Document page data:

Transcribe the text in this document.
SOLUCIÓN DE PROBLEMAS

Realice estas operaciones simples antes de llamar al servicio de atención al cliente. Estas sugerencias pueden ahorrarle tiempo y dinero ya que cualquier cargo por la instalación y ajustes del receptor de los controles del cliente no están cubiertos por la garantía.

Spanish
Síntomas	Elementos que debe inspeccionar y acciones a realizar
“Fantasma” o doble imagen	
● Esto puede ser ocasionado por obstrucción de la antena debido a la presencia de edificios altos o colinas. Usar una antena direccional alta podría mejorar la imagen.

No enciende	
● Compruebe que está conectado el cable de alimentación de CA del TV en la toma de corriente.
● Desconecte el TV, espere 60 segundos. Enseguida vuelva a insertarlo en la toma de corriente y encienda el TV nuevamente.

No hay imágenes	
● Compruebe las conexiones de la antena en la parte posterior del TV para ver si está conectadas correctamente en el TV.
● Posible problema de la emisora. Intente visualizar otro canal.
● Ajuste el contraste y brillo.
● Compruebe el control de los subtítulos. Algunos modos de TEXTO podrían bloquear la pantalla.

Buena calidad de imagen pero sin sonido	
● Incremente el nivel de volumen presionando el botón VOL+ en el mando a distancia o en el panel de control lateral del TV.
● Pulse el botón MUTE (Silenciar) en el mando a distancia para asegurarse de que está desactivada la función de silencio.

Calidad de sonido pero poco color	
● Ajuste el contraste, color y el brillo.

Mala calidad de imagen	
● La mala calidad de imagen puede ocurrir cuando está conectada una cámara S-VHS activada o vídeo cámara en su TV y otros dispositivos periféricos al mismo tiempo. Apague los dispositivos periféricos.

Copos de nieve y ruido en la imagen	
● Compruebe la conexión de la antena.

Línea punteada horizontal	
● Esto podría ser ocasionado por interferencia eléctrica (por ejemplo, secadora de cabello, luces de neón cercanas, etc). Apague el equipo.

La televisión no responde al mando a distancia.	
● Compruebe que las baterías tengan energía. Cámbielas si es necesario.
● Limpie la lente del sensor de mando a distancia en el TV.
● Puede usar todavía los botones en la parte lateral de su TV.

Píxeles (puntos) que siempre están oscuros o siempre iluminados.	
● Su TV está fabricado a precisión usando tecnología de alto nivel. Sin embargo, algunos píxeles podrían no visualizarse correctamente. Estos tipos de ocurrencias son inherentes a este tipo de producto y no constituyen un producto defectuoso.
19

◆ **WHAT TO PRODUCE**:
Each entry needs to be copied out exactly as written.

◆ **EXERCISE RESPONSE**:
Transcribe the text in this document.
SOLUCIÓN DE PROBLEMAS

Realice estas operaciones simples antes de llamar al servicio de atención al cliente. Estas sugerencias pueden ahorrarle tiempo y dinero ya que cualquier cargo por la instalación y ajustes del receptor de los controles del cliente no están cubiertos por la garantía.

Spanish
Síntomas	Elementos que debe inspeccionar y acciones a realizar
“Fantasma” o doble imagen	
● Esto puede ser ocasionado por obstrucción de la antena debido a la presencia de edificios altos o colinas. Usar una antena direccional alta podría mejorar la imagen.

No enciende	
● Compruebe que está conectado el cable de alimentación de CA del TV en la toma de corriente.
● Desconecte el TV, espere 60 segundos. Enseguida vuelva a insertarlo en la toma de corriente y encienda el TV nuevamente.

No hay imágenes	
● Compruebe las conexiones de la antena en la parte posterior del TV para ver si está conectadas correctamente en el TV.
● Posible problema de la emisora. Intente visualizar otro canal.
● Ajuste el contraste y brillo.
● Compruebe el control de los subtítulos. Algunos modos de TEXTO podrían bloquear la pantalla.

Buena calidad de imagen pero sin sonido	
● Incremente el nivel de volumen presionando el botón VOL+ en el mando a distancia o en el panel de control lateral del TV.
● Pulse el botón MUTE (Silenciar) en el mando a distancia para asegurarse de que está desactivada la función de silencio.

Calidad de sonido pero poco color	
● Ajuste el contraste, color y el brillo.

Mala calidad de imagen	
● La mala calidad de imagen puede ocurrir cuando está conectada una cámara S-VHS activada o vídeo cámara en su TV y otros dispositivos periféricos al mismo tiempo. Apague los dispositivos periféricos.

Copos de nieve y ruido en la imagen	
● Compruebe la conexión de la antena.

Línea punteada horizontal	
● Esto podría ser ocasionado por interferencia eléctrica (por ejemplo, secadora de cabello, luces de neón cercanas, etc). Apague el equipo.

La televisión no responde al mando a distancia.	
● Compruebe que las baterías tengan energía. Cámbielas si es necesario.
● Limpie la lente del sensor de mando a distancia en el TV.
● Puede usar todavía los botones en la parte lateral de su TV.

Píxeles (puntos) que siempre están oscuros o siempre iluminados.	
● Su TV está fabricado a precisión usando tecnología de alto nivel. Sin embargo, algunos píxeles podrían no visualizarse correctamente. Estos tipos de ocurrencias son inherentes a este tipo de producto y no constituyen un producto defectuoso.
19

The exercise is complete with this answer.